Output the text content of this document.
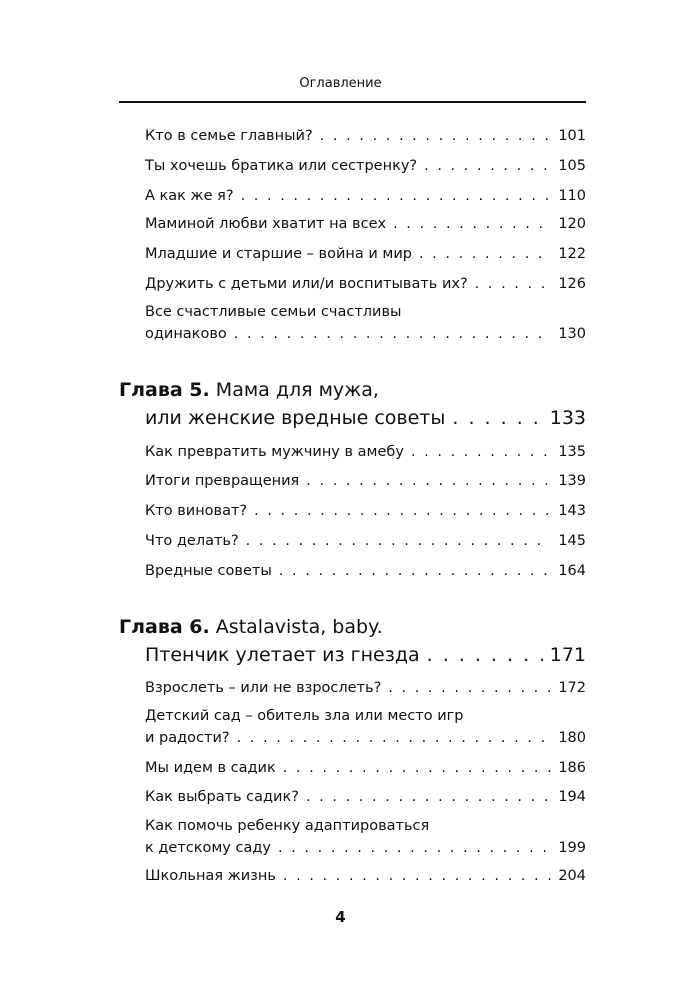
Оглавление
Кто в семье главный? . . .	101
Ты хочешь братика или сестренку? . . .	105
А как же я? . . .	110
Маминой любви хватит на всех . . .	120
Младшие и старшие – война и мир . . .	122
Дружить с детьми или/и воспитывать их? . . .	126
Все счастливые семьи счастливы
одинаково . . .	130
Глава 5. Мама для мужа,
или женские вредные советы . . .	133
Как превратить мужчину в амебу . . .	135
Итоги превращения . . .	139
Кто виноват? . . .	143
Что делать? . . .	145
Вредные советы . . .	164
Глава 6. Astalavista, baby.
Птенчик улетает из гнезда . . .	171
Взрослеть – или не взрослеть? . . .	172
Детский сад – обитель зла или место игр
и радости? . . .	180
Мы идем в садик . . .	186
Как выбрать садик? . . .	194
Как помочь ребенку адаптироваться
к детскому саду . . .	199
Школьная жизнь . . .	204
4
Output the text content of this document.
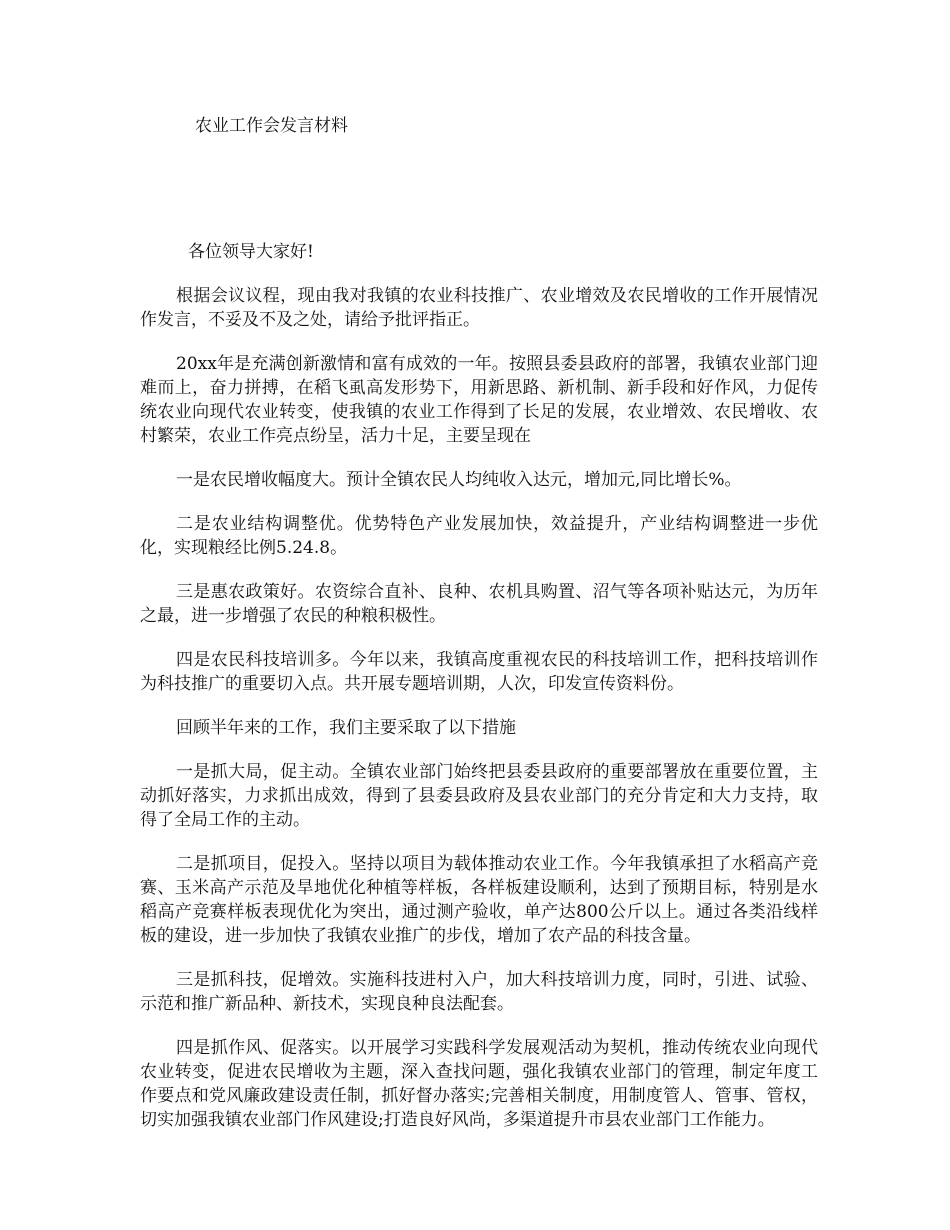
农业工作会发言材料

各位领导大家好!

根据会议议程，现由我对我镇的农业科技推广、农业增效及农民增收的工作开展情况作发言，不妥及不及之处，请给予批评指正。

20xx年是充满创新激情和富有成效的一年。按照县委县政府的部署，我镇农业部门迎难而上，奋力拼搏，在稻飞虱高发形势下，用新思路、新机制、新手段和好作风，力促传统农业向现代农业转变，使我镇的农业工作得到了长足的发展，农业增效、农民增收、农村繁荣，农业工作亮点纷呈，活力十足，主要呈现在

一是农民增收幅度大。预计全镇农民人均纯收入达元，增加元,同比增长%。

二是农业结构调整优。优势特色产业发展加快，效益提升，产业结构调整进一步优化，实现粮经比例5.24.8。

三是惠农政策好。农资综合直补、良种、农机具购置、沼气等各项补贴达元，为历年之最，进一步增强了农民的种粮积极性。

四是农民科技培训多。今年以来，我镇高度重视农民的科技培训工作，把科技培训作为科技推广的重要切入点。共开展专题培训期，人次，印发宣传资料份。

回顾半年来的工作，我们主要采取了以下措施

一是抓大局，促主动。全镇农业部门始终把县委县政府的重要部署放在重要位置，主动抓好落实，力求抓出成效，得到了县委县政府及县农业部门的充分肯定和大力支持，取得了全局工作的主动。

二是抓项目，促投入。坚持以项目为载体推动农业工作。今年我镇承担了水稻高产竞赛、玉米高产示范及旱地优化种植等样板，各样板建设顺利，达到了预期目标，特别是水稻高产竞赛样板表现优化为突出，通过测产验收，单产达800公斤以上。通过各类沿线样板的建设，进一步加快了我镇农业推广的步伐，增加了农产品的科技含量。

三是抓科技，促增效。实施科技进村入户，加大科技培训力度，同时，引进、试验、示范和推广新品种、新技术，实现良种良法配套。

四是抓作风、促落实。以开展学习实践科学发展观活动为契机，推动传统农业向现代农业转变，促进农民增收为主题，深入查找问题，强化我镇农业部门的管理，制定年度工作要点和党风廉政建设责任制，抓好督办落实;完善相关制度，用制度管人、管事、管权，切实加强我镇农业部门作风建设;打造良好风尚，多渠道提升市县农业部门工作能力。
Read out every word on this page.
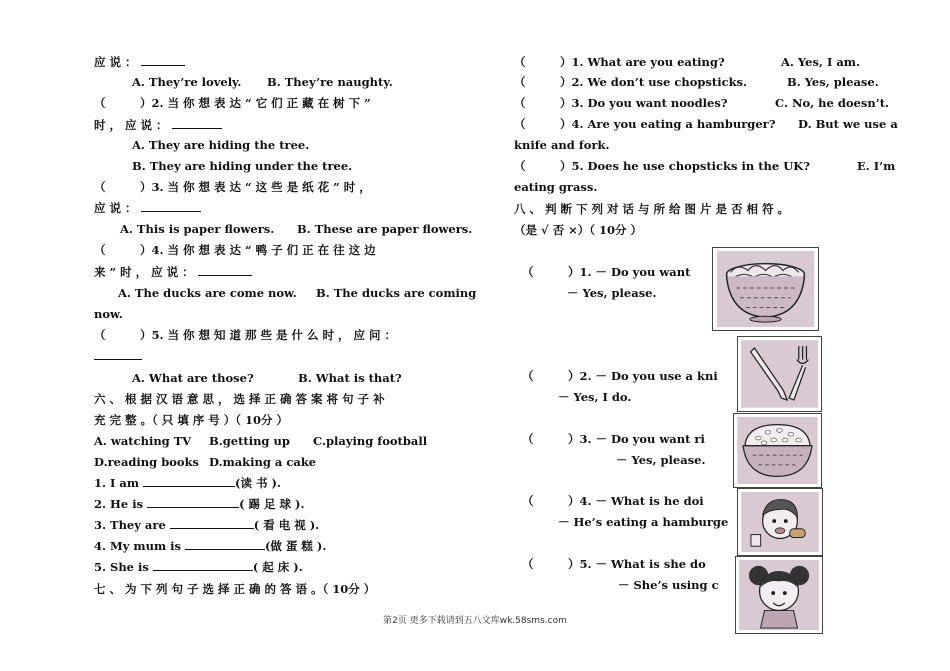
应 说 ：
A. They’re lovely. B. They’re naughty.
（　　　）2. 当 你 想 表 达 “ 它 们 正 藏 在 树 下 ”
时 ， 应 说 ：
A. They are hiding the tree.
B. They are hiding under the tree.
（　　　）3. 当 你 想 表 达 “ 这 些 是 纸 花 ” 时 ，
应 说 ：
A. This is paper flowers. B. These are paper flowers.
（　　　）4. 当 你 想 表 达 “ 鸭 子 们 正 在 往 这 边
来 ” 时 ， 应 说 ：
A. The ducks are come now. B. The ducks are coming
now.
（　　　）5. 当 你 想 知 道 那 些 是 什 么 时 ， 应 问 ：
A. What are those?	B. What is that?
六 、 根 据 汉 语 意 思 ， 选 择 正 确 答 案 将 句 子 补
充 完 整 。（ 只 填 序 号 ）（ 10分 ）
A. watching TV B.getting up C.playing football
D.reading books D.making a cake
1. I am	(读 书 ).
2. He is	( 踢 足 球 ).
3. They are	( 看 电 视 ).
4. My mum is	(做 蛋 糕 ).
5. She is	( 起 床 ).
七 、 为 下 列 句 子 选 择 正 确 的 答 语 。（ 10分 ）
（　　　）1. What are you eating?	A. Yes, I am.
（　　　）2. We don’t use chopsticks.	B. Yes, please.
（　　　）3. Do you want noodles?	C. No, he doesn’t.
（　　　）4. Are you eating a hamburger? D. But we use a
knife and fork.
（　　　）5. Does he use chopsticks in the UK?	E. I’m
eating grass.
八 、 判 断 下 列 对 话 与 所 给 图 片 是 否 相 符 。
（是 √ 否 ×）（ 10分 ）
（　　　）1. － Do you want
－ Yes, please.
（　　　）2. － Do you use a kni
－ Yes, I do.
（　　　）3. － Do you want ri
－ Yes, please.
（　　　）4. － What is he doi
－ He’s eating a hamburge
（　　　）5. － What is she do
－ She’s using c
第2页 更多下载请到五八文库wk.58sms.com
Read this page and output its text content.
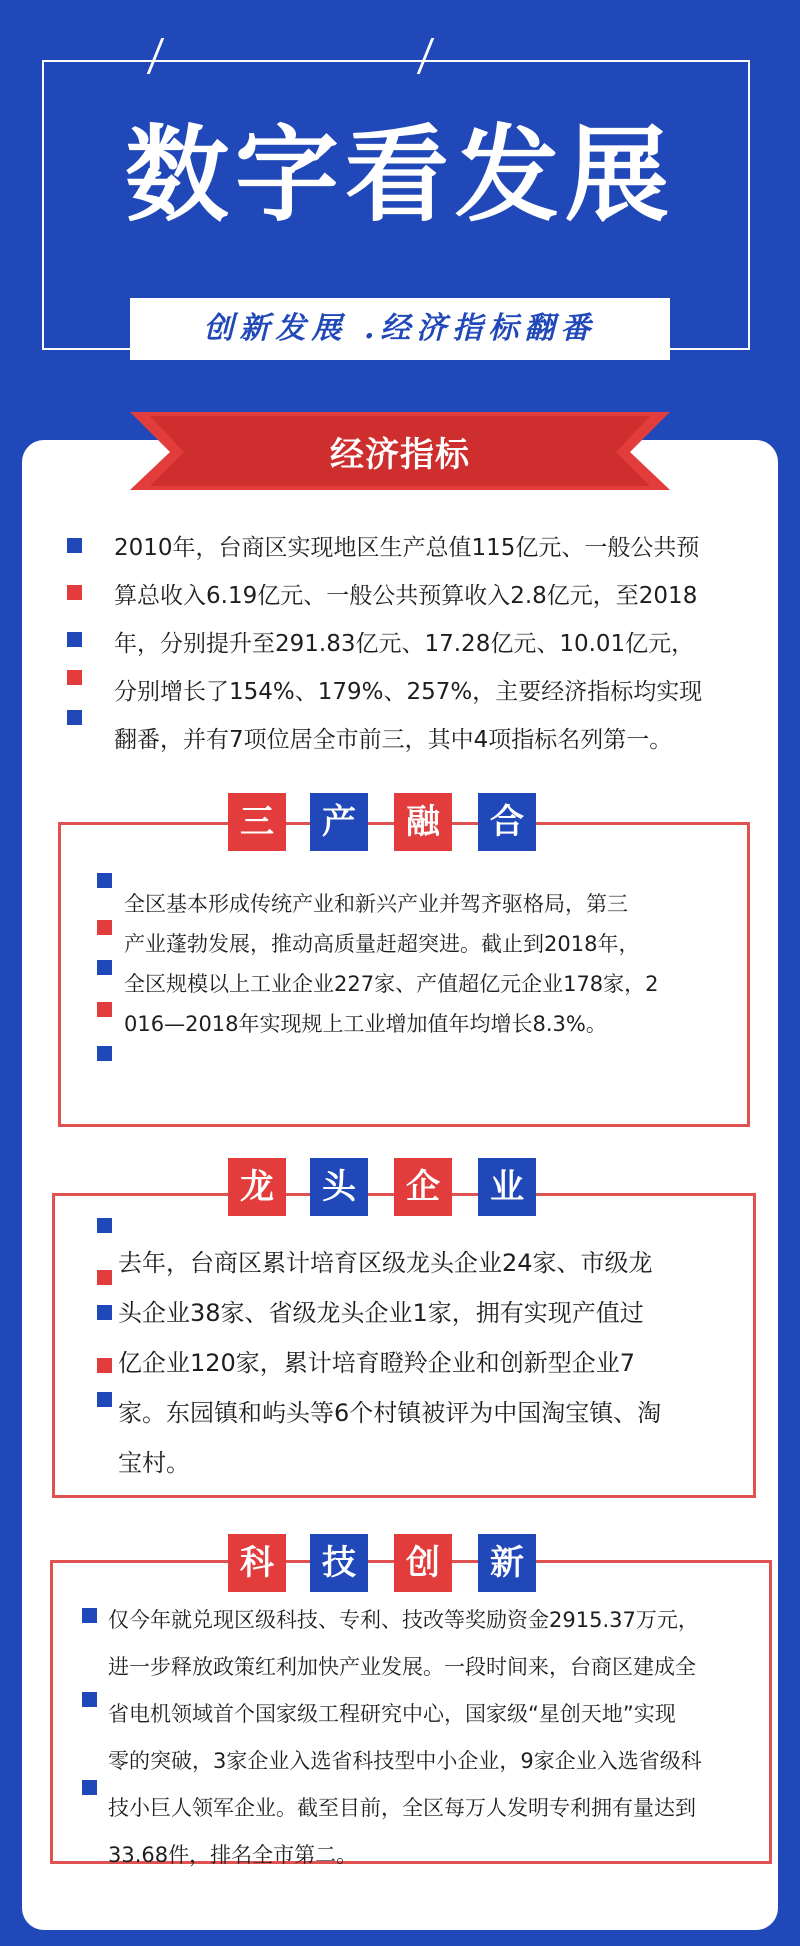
数字看发展
创新发展 .经济指标翻番
经济指标
2010年，台商区实现地区生产总值115亿元、一般公共预
算总收入6.19亿元、一般公共预算收入2.8亿元，至2018
年，分别提升至291.83亿元、17.28亿元、10.01亿元，
分别增长了154%、179%、257%，主要经济指标均实现
翻番，并有7项位居全市前三，其中4项指标名列第一。
三	产	融	合
全区基本形成传统产业和新兴产业并驾齐驱格局，第三
产业蓬勃发展，推动高质量赶超突进。截止到2018年，
全区规模以上工业企业227家、产值超亿元企业178家，2
016—2018年实现规上工业增加值年均增长8.3%。
龙	头	企	业
去年，台商区累计培育区级龙头企业24家、市级龙
头企业38家、省级龙头企业1家，拥有实现产值过
亿企业120家，累计培育瞪羚企业和创新型企业7
家。东园镇和屿头等6个村镇被评为中国淘宝镇、淘
宝村。
科	技	创	新
仅今年就兑现区级科技、专利、技改等奖励资金2915.37万元，
进一步释放政策红利加快产业发展。一段时间来，台商区建成全
省电机领域首个国家级工程研究中心，国家级“星创天地”实现
零的突破，3家企业入选省科技型中小企业，9家企业入选省级科
技小巨人领军企业。截至目前，全区每万人发明专利拥有量达到
33.68件，排名全市第二。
━━━━━━━━━━━━━━━━━━━━━━━━━━━━━━
:: EXERCISE AIM ::
Give every line back word for word and leave the pictures out.

:: EXERCISE SOLUTION ::
Output the text content of this document.
Оглавление
Кто в семье главный? . . .	101
Ты хочешь братика или сестренку? . . .	105
А как же я? . . .	110
Маминой любви хватит на всех . . .	120
Младшие и старшие – война и мир . . .	122
Дружить с детьми или/и воспитывать их? . . .	126
Все счастливые семьи счастливы
одинаково . . .	130
Глава 5. Мама для мужа,
или женские вредные советы . . .	133
Как превратить мужчину в амебу . . .	135
Итоги превращения . . .	139
Кто виноват? . . .	143
Что делать? . . .	145
Вредные советы . . .	164
Глава 6. Astalavista, baby.
Птенчик улетает из гнезда . . .	171
Взрослеть – или не взрослеть? . . .	172
Детский сад – обитель зла или место игр
и радости? . . .	180
Мы идем в садик . . .	186
Как выбрать садик? . . .	194
Как помочь ребенку адаптироваться
к детскому саду . . .	199
Школьная жизнь . . .	204
4
Output the text content of this document.
农业工作会发言材料

各位领导大家好!

根据会议议程，现由我对我镇的农业科技推广、农业增效及农民增收的工作开展情况作发言，不妥及不及之处，请给予批评指正。

20xx年是充满创新激情和富有成效的一年。按照县委县政府的部署，我镇农业部门迎难而上，奋力拼搏，在稻飞虱高发形势下，用新思路、新机制、新手段和好作风，力促传统农业向现代农业转变，使我镇的农业工作得到了长足的发展，农业增效、农民增收、农村繁荣，农业工作亮点纷呈，活力十足，主要呈现在

一是农民增收幅度大。预计全镇农民人均纯收入达元，增加元,同比增长%。

二是农业结构调整优。优势特色产业发展加快，效益提升，产业结构调整进一步优化，实现粮经比例5.24.8。

三是惠农政策好。农资综合直补、良种、农机具购置、沼气等各项补贴达元，为历年之最，进一步增强了农民的种粮积极性。

四是农民科技培训多。今年以来，我镇高度重视农民的科技培训工作，把科技培训作为科技推广的重要切入点。共开展专题培训期，人次，印发宣传资料份。

回顾半年来的工作，我们主要采取了以下措施

一是抓大局，促主动。全镇农业部门始终把县委县政府的重要部署放在重要位置，主动抓好落实，力求抓出成效，得到了县委县政府及县农业部门的充分肯定和大力支持，取得了全局工作的主动。

二是抓项目，促投入。坚持以项目为载体推动农业工作。今年我镇承担了水稻高产竞赛、玉米高产示范及旱地优化种植等样板，各样板建设顺利，达到了预期目标，特别是水稻高产竞赛样板表现优化为突出，通过测产验收，单产达800公斤以上。通过各类沿线样板的建设，进一步加快了我镇农业推广的步伐，增加了农产品的科技含量。

三是抓科技，促增效。实施科技进村入户，加大科技培训力度，同时，引进、试验、示范和推广新品种、新技术，实现良种良法配套。

四是抓作风、促落实。以开展学习实践科学发展观活动为契机，推动传统农业向现代农业转变，促进农民增收为主题，深入查找问题，强化我镇农业部门的管理，制定年度工作要点和党风廉政建设责任制，抓好督办落实;完善相关制度，用制度管人、管事、管权，切实加强我镇农业部门作风建设;打造良好风尚，多渠道提升市县农业部门工作能力。
Read out every word on this page.
应 说 ：
A. They’re lovely. B. They’re naughty.
（　　　）2. 当 你 想 表 达 “ 它 们 正 藏 在 树 下 ”
时 ， 应 说 ：
A. They are hiding the tree.
B. They are hiding under the tree.
（　　　）3. 当 你 想 表 达 “ 这 些 是 纸 花 ” 时 ，
应 说 ：
A. This is paper flowers. B. These are paper flowers.
（　　　）4. 当 你 想 表 达 “ 鸭 子 们 正 在 往 这 边
来 ” 时 ， 应 说 ：
A. The ducks are come now. B. The ducks are coming
now.
（　　　）5. 当 你 想 知 道 那 些 是 什 么 时 ， 应 问 ：
A. What are those?	B. What is that?
六 、 根 据 汉 语 意 思 ， 选 择 正 确 答 案 将 句 子 补
充 完 整 。（ 只 填 序 号 ）（ 10分 ）
A. watching TV B.getting up C.playing football
D.reading books D.making a cake
1. I am	(读 书 ).
2. He is	( 踢 足 球 ).
3. They are	( 看 电 视 ).
4. My mum is	(做 蛋 糕 ).
5. She is	( 起 床 ).
七 、 为 下 列 句 子 选 择 正 确 的 答 语 。（ 10分 ）
（　　　）1. What are you eating?	A. Yes, I am.
（　　　）2. We don’t use chopsticks.	B. Yes, please.
（　　　）3. Do you want noodles?	C. No, he doesn’t.
（　　　）4. Are you eating a hamburger? D. But we use a
knife and fork.
（　　　）5. Does he use chopsticks in the UK?	E. I’m
eating grass.
八 、 判 断 下 列 对 话 与 所 给 图 片 是 否 相 符 。
（是 √ 否 ×）（ 10分 ）
（　　　）1. － Do you want
－ Yes, please.
（　　　）2. － Do you use a kni
－ Yes, I do.
（　　　）3. － Do you want ri
－ Yes, please.
（　　　）4. － What is he doi
－ He’s eating a hamburge
（　　　）5. － What is she do
－ She’s using c
第2页 更多下载请到五八文库wk.58sms.com
Read this page and output its text content.
数字看发展
创新发展 .经济指标翻番
经济指标
2010年，台商区实现地区生产总值115亿元、一般公共预
算总收入6.19亿元、一般公共预算收入2.8亿元，至2018
年，分别提升至291.83亿元、17.28亿元、10.01亿元，
分别增长了154%、179%、257%，主要经济指标均实现
翻番，并有7项位居全市前三，其中4项指标名列第一。
三	产	融	合
全区基本形成传统产业和新兴产业并驾齐驱格局，第三
产业蓬勃发展，推动高质量赶超突进。截止到2018年，
全区规模以上工业企业227家、产值超亿元企业178家，2
016—2018年实现规上工业增加值年均增长8.3%。
龙	头	企	业
去年，台商区累计培育区级龙头企业24家、市级龙
头企业38家、省级龙头企业1家，拥有实现产值过
亿企业120家，累计培育瞪羚企业和创新型企业7
家。东园镇和屿头等6个村镇被评为中国淘宝镇、淘
宝村。
科	技	创	新
仅今年就兑现区级科技、专利、技改等奖励资金2915.37万元，
进一步释放政策红利加快产业发展。一段时间来，台商区建成全
省电机领域首个国家级工程研究中心，国家级“星创天地”实现
零的突破，3家企业入选省科技型中小企业，9家企业入选省级科
技小巨人领军企业。截至目前，全区每万人发明专利拥有量达到
33.68件，排名全市第二。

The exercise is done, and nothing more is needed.